### Given records

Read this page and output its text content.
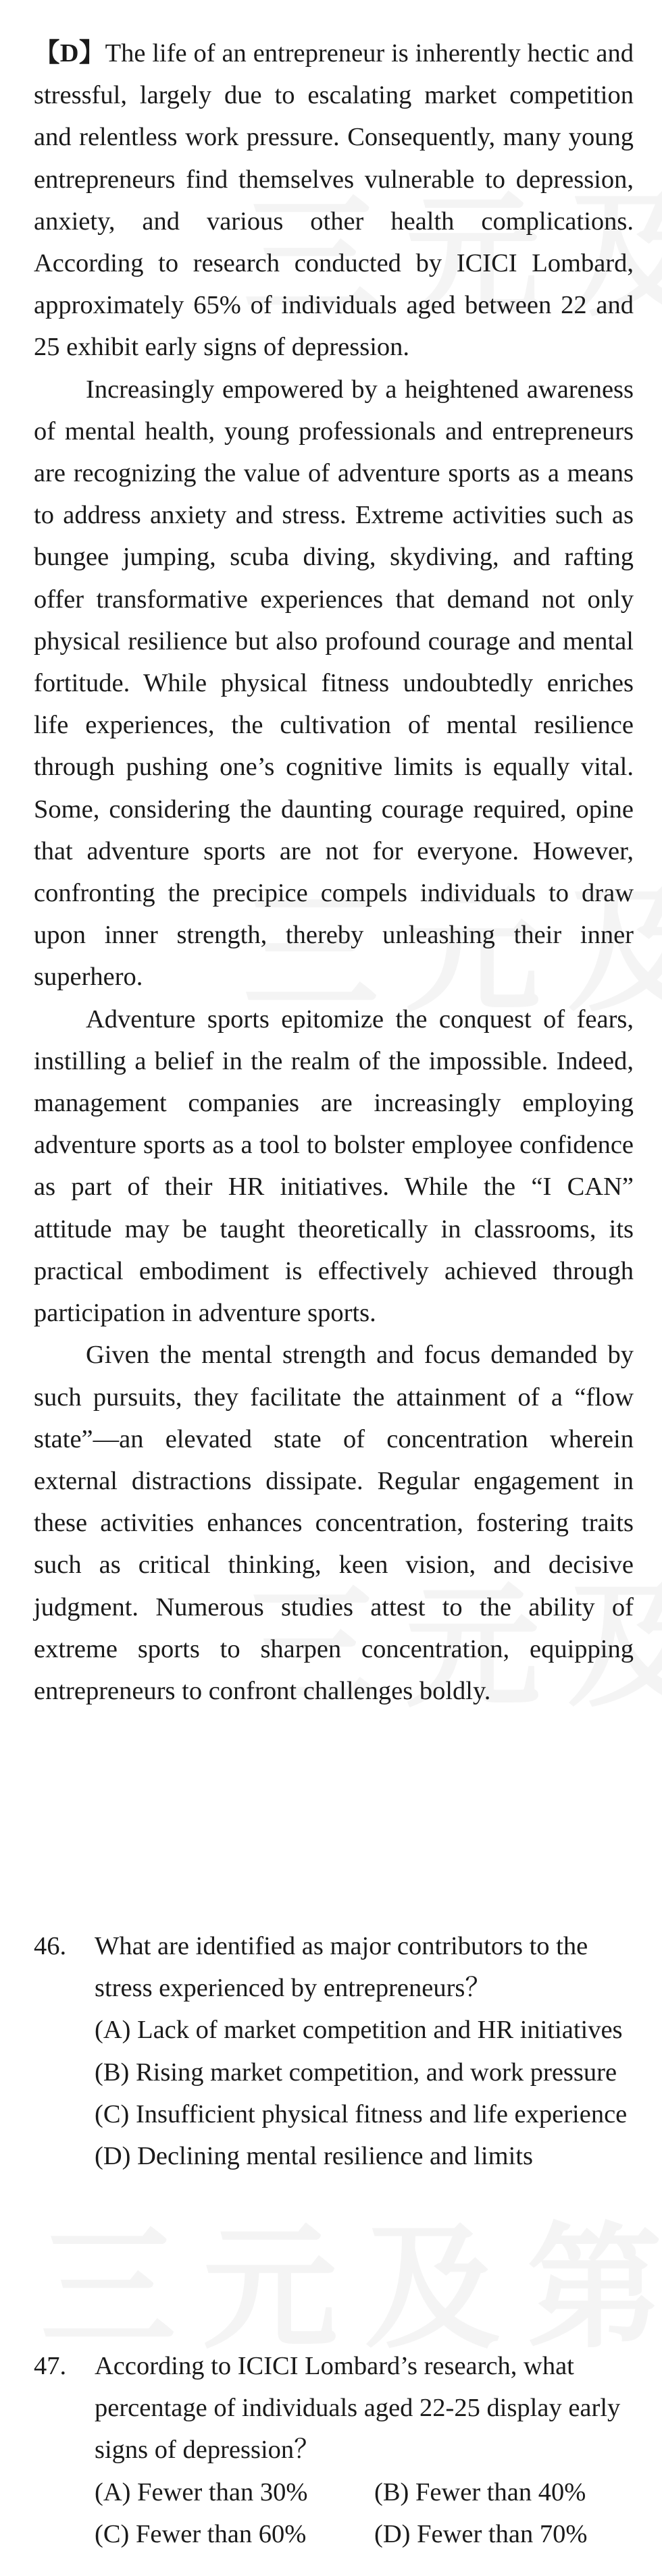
【D】The life of an entrepreneur is inherently hectic and stressful, largely due to escalating market competition and relentless work pressure. Consequently, many young entrepreneurs find themselves vulnerable to depression, anxiety, and various other health complications. According to research conducted by ICICI Lombard, approximately 65% of individuals aged between 22 and 25 exhibit early signs of depression.

Increasingly empowered by a heightened awareness of mental health, young professionals and entrepreneurs are recognizing the value of adventure sports as a means to address anxiety and stress. Extreme activities such as bungee jumping, scuba diving, skydiving, and rafting offer transformative experiences that demand not only physical resilience but also profound courage and mental fortitude. While physical fitness undoubtedly enriches life experiences, the cultivation of mental resilience through pushing one’s cognitive limits is equally vital. Some, considering the daunting courage required, opine that adventure sports are not for everyone. However, confronting the precipice compels individuals to draw upon inner strength, thereby unleashing their inner superhero.

Adventure sports epitomize the conquest of fears, instilling a belief in the realm of the impossible. Indeed, management companies are increasingly employing adventure sports as a tool to bolster employee confidence as part of their HR initiatives. While the “I CAN” attitude may be taught theoretically in classrooms, its practical embodiment is effectively achieved through participation in adventure sports.

Given the mental strength and focus demanded by such pursuits, they facilitate the attainment of a “flow state”—an elevated state of concentration wherein external distractions dissipate. Regular engagement in these activities enhances concentration, fostering traits such as critical thinking, keen vision, and decisive judgment. Numerous studies attest to the ability of extreme sports to sharpen concentration, equipping entrepreneurs to confront challenges boldly.

46.	What are identified as major contributors to the stress experienced by entrepreneurs？
(A) Lack of market competition and HR initiatives
(B) Rising market competition, and work pressure
(C) Insufficient physical fitness and life experience
(D) Declining mental resilience and limits
47.	According to ICICI Lombard’s research, what percentage of individuals aged 22-25 display early signs of depression？
(A) Fewer than 30%	(B) Fewer than 40%
(C) Fewer than 60%	(D) Fewer than 70%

######

__Problem__.
Copy the whole listing above word for word but do not carry over the pictures.

__Answer to this problem__.
Read this page and output its text content.
【D】The life of an entrepreneur is inherently hectic and stressful, largely due to escalating market competition and relentless work pressure. Consequently, many young entrepreneurs find themselves vulnerable to depression, anxiety, and various other health complications. According to research conducted by ICICI Lombard, approximately 65% of individuals aged between 22 and 25 exhibit early signs of depression.

Increasingly empowered by a heightened awareness of mental health, young professionals and entrepreneurs are recognizing the value of adventure sports as a means to address anxiety and stress. Extreme activities such as bungee jumping, scuba diving, skydiving, and rafting offer transformative experiences that demand not only physical resilience but also profound courage and mental fortitude. While physical fitness undoubtedly enriches life experiences, the cultivation of mental resilience through pushing one’s cognitive limits is equally vital. Some, considering the daunting courage required, opine that adventure sports are not for everyone. However, confronting the precipice compels individuals to draw upon inner strength, thereby unleashing their inner superhero.

Adventure sports epitomize the conquest of fears, instilling a belief in the realm of the impossible. Indeed, management companies are increasingly employing adventure sports as a tool to bolster employee confidence as part of their HR initiatives. While the “I CAN” attitude may be taught theoretically in classrooms, its practical embodiment is effectively achieved through participation in adventure sports.

Given the mental strength and focus demanded by such pursuits, they facilitate the attainment of a “flow state”—an elevated state of concentration wherein external distractions dissipate. Regular engagement in these activities enhances concentration, fostering traits such as critical thinking, keen vision, and decisive judgment. Numerous studies attest to the ability of extreme sports to sharpen concentration, equipping entrepreneurs to confront challenges boldly.

46.	What are identified as major contributors to the stress experienced by entrepreneurs？
(A) Lack of market competition and HR initiatives
(B) Rising market competition, and work pressure
(C) Insufficient physical fitness and life experience
(D) Declining mental resilience and limits
47.	According to ICICI Lombard’s research, what percentage of individuals aged 22-25 display early signs of depression？
(A) Fewer than 30%	(B) Fewer than 40%
(C) Fewer than 60%	(D) Fewer than 70%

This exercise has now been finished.